** Text to read **
Exercise 05: Histogram
You are going to create a simple program to display the distribution of letters in a string.
This exercise is designed to exercise:
- for loops
- lists
- math operations
- string functions
Setup
- Download the zip file containing the starter code.
- Extract the
ex05
folder an place it into yourcs102
folder - Open the file
histogram.py
with Thonny
Assignment
The provided code contains an exceptionally long string only contains lower-case letters a through z and nothing else. You will need to count the occurence of each letter that occurs in the string as store the letter counts in a list. The ultimate goal will be to display a normalized text-based histogram of the letter distributions.
The code contains a few constant values to help you out:
- ASCII_OFFSET = ord(“a”)
- This holds the numeric value used to represent ‘a’
- HISTOGRAM_SYMBOL = “>”
- This is the symbol that will be used for each “tick” of the histogram bar
- MAX_HISTOGRAM_LENGTH = 70
- This is the maximum length of any bar in the histogram
- BIG_STRING = …
- This will hold the massive string you will need to process
Let’s walk through a complete example.
Assume we have the following (much shorter) string:
abcccaddd
We need to know three things in order to produce our histogram:
- How many times does each letter appear?
- What is the largest occurrence of a letter (a tie doesn’t matter)?
- What is the ratio that a letter occurs with respect to the letter that occurs most often?

** Data **
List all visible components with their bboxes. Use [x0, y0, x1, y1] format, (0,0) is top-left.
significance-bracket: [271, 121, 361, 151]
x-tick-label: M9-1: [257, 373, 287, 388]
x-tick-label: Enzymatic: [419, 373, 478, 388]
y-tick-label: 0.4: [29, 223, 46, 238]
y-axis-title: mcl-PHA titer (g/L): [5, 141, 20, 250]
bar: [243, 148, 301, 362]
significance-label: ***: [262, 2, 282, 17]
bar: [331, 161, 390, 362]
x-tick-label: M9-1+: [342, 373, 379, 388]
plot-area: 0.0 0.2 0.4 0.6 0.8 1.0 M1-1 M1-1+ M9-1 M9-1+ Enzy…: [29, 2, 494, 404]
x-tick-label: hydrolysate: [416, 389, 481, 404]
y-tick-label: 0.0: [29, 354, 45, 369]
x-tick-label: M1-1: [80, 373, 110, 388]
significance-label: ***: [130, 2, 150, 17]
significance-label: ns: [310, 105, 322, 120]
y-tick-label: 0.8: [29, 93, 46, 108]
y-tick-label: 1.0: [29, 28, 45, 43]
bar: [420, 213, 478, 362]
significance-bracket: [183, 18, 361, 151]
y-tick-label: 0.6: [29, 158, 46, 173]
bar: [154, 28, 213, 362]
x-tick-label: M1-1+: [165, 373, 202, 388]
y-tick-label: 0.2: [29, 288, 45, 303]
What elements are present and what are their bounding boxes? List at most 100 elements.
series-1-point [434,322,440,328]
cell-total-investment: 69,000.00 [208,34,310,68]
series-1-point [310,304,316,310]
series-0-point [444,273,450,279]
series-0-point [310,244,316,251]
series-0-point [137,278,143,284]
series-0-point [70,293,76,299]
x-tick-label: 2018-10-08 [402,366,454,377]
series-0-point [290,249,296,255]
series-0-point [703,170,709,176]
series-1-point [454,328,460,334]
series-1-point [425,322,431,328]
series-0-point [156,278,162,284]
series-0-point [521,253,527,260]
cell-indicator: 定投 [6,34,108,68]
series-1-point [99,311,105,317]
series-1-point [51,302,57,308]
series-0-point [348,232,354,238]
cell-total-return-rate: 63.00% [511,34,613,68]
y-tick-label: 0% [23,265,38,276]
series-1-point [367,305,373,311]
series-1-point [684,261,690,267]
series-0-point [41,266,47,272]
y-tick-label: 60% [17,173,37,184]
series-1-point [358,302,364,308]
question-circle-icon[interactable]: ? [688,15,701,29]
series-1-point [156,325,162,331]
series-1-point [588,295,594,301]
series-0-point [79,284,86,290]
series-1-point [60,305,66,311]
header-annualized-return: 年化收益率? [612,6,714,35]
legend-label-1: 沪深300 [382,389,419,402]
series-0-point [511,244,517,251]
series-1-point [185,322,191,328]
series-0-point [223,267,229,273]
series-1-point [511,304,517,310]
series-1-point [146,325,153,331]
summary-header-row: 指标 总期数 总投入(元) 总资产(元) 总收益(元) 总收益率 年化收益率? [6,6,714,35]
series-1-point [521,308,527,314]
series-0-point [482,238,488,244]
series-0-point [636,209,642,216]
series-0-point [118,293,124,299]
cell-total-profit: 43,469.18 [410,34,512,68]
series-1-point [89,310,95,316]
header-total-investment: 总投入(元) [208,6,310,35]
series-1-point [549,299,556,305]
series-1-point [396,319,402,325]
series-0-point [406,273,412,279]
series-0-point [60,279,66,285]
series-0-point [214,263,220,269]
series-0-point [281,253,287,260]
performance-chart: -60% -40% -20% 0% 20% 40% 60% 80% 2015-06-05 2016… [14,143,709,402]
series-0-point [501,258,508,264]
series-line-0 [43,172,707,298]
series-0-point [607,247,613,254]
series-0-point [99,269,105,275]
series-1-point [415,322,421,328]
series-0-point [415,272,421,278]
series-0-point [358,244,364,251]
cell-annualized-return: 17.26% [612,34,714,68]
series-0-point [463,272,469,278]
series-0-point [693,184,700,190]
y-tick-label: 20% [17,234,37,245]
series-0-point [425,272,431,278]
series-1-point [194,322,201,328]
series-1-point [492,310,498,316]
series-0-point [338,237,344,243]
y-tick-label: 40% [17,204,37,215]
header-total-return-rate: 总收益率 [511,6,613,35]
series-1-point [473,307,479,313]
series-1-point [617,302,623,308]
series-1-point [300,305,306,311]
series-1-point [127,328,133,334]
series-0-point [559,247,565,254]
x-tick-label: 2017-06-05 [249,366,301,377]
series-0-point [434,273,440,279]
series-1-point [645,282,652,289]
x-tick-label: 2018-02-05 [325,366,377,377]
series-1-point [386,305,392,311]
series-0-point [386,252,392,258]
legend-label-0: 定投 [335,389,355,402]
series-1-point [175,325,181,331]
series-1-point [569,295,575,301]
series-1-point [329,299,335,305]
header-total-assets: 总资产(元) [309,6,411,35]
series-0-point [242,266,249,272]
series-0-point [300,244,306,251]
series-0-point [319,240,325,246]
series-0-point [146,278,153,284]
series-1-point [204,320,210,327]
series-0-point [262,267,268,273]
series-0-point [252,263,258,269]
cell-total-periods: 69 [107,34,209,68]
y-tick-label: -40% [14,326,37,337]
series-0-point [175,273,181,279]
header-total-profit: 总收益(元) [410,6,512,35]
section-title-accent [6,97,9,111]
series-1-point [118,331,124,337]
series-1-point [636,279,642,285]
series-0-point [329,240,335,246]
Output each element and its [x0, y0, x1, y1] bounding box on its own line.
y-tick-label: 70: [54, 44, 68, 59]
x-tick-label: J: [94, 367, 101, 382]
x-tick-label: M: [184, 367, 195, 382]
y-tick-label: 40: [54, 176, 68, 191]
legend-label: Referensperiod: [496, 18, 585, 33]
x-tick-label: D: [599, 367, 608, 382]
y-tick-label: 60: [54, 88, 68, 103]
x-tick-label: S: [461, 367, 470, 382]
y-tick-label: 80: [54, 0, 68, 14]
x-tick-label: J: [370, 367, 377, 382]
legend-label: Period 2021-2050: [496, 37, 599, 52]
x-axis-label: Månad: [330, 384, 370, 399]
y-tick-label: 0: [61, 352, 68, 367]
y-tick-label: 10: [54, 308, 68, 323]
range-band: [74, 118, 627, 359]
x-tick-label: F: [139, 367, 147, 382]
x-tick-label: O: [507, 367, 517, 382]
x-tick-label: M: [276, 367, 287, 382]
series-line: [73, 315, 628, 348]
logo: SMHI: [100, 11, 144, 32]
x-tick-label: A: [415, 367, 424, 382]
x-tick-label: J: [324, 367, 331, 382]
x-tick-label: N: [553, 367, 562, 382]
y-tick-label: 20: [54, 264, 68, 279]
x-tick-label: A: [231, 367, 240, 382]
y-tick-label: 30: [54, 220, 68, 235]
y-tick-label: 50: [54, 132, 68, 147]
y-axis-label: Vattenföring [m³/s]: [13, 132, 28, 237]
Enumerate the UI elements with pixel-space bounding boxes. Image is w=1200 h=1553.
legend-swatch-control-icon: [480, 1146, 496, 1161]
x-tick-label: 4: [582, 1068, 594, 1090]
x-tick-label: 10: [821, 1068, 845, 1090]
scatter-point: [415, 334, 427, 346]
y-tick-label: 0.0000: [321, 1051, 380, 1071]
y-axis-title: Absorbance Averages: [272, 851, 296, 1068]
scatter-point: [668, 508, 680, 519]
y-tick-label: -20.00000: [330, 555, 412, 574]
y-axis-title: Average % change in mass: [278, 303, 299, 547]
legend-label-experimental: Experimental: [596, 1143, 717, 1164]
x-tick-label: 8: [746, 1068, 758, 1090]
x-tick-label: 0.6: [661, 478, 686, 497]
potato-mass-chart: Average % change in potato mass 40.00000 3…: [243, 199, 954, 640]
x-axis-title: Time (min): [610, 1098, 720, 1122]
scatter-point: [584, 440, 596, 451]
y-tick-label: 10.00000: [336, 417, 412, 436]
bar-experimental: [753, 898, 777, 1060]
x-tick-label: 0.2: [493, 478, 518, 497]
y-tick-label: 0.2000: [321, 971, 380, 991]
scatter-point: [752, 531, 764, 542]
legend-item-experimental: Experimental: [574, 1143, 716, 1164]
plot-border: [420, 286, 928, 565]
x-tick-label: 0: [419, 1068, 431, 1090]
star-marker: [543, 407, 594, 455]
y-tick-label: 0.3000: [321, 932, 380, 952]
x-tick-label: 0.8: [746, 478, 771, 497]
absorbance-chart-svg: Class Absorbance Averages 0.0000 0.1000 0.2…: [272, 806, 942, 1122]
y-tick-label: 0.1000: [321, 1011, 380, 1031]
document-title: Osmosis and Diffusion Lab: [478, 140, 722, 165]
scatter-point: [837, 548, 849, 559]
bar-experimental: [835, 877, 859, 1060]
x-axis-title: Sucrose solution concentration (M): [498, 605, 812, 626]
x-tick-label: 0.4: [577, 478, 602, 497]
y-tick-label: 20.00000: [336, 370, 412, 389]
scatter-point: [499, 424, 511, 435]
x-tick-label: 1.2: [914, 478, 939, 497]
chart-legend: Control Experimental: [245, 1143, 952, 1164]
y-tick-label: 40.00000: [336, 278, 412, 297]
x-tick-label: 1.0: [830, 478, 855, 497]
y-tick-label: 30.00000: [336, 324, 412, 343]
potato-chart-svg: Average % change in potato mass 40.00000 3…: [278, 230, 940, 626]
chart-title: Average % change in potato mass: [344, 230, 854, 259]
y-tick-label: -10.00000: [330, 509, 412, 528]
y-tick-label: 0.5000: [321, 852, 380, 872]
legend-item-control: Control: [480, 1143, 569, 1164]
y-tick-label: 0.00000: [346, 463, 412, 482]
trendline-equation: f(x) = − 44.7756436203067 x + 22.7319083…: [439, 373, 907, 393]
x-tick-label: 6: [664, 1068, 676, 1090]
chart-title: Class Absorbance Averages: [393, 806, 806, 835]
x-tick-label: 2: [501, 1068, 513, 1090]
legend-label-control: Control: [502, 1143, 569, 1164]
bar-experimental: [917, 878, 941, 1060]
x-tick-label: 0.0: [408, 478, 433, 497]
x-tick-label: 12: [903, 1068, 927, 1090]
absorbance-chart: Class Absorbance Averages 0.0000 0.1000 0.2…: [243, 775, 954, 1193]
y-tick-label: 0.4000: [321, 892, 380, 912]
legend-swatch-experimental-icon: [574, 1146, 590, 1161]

** Tasks to carry out **
1. What is the maximum bar length stated in the histogram exercise text?
2. Please proceed with the histogram exercise text, continuing it on from its final sentence.

** Answers to the problems **
1. 70, the value of MAX_HISTOGRAM_LENGTH.

2.
For our example, the counts are:
a: 2
b: 1
c: 3
d: 3
The letters that appear the most are c and d, both with a maximum occurrence of 3.
Since we will have a very large string in our project, we want to normalize the number of HISTOGRAM_SYMBOL
(‘>’) characters we print to represent the bar of our histogram. In our case, we are normalizing to MAX_HISTOGRAM_LENGTH
(70). For each letter, we calculate the ratio of it’s appearance with respect to the largest value. So if we were to calculate the ratio for ‘a’ it would be:
ratio = 2 / 3
We then take that ratio and multiply it by the maximum length our histogram can be MAX_HISTOGRAM_LENGTH
so we can display the approriate number of HISTOGRAM_SYMBOL
characters.
display_symbol_count = ratio * MAX_HISTOGRAM_LENGTH
An example of the expected output is:
a >>>>>>>>>>>>>>>>>>>>>>>>>>>>>>>>>>>>>>>>>>>>>> 2
b >>>>>>>>>>>>>>>>>>>>>>> 1
c >>>>>>>>>>>>>>>>>>>>>>>>>>>>>>>>>>>>>>>>>>>>>>>>>>>>>>>>>>>>>>>>>>>>>> 3
d >>>>>>>>>>>>>>>>>>>>>>>>>>>>>>>>>>>>>>>>>>>>>>>>>>>>>>>>>>>>>>>>>>>>>> 3
e 0
f 0
g 0
...
z 0
Each line of the histogram output displays the letter, a space, the histogram bar, another space, and finally the count for each letter. The ellipis (…) is used only in my example to shorten the example. Your program will always output all the results for the letters a through z regardless of their appearance count.
Notice how the counts for c and d have exactly 70 HISTOGRAM_SYMBOL
s, b is roughly one-third of the length, and a is roughly two-thirds of the length. This is due to the normalization described above.
Hints
- We will need to maintain a running total of all letter counts. How could we use a list with enough space to hold the count for each letter (think about how many letters there are…)?
- You will not be able to display a fraction of a
HISTOGRAM_SYMBOL
. Only whole numbers will be possible.
HINT: There are some useful functions that will help you with your tasks.
Submission
Right click your ex05
assignment folder and choose compress
on MacOS or Compress to ZIP file
on Windows. Upload the zip file to the matching Moodle assignment to submit your work.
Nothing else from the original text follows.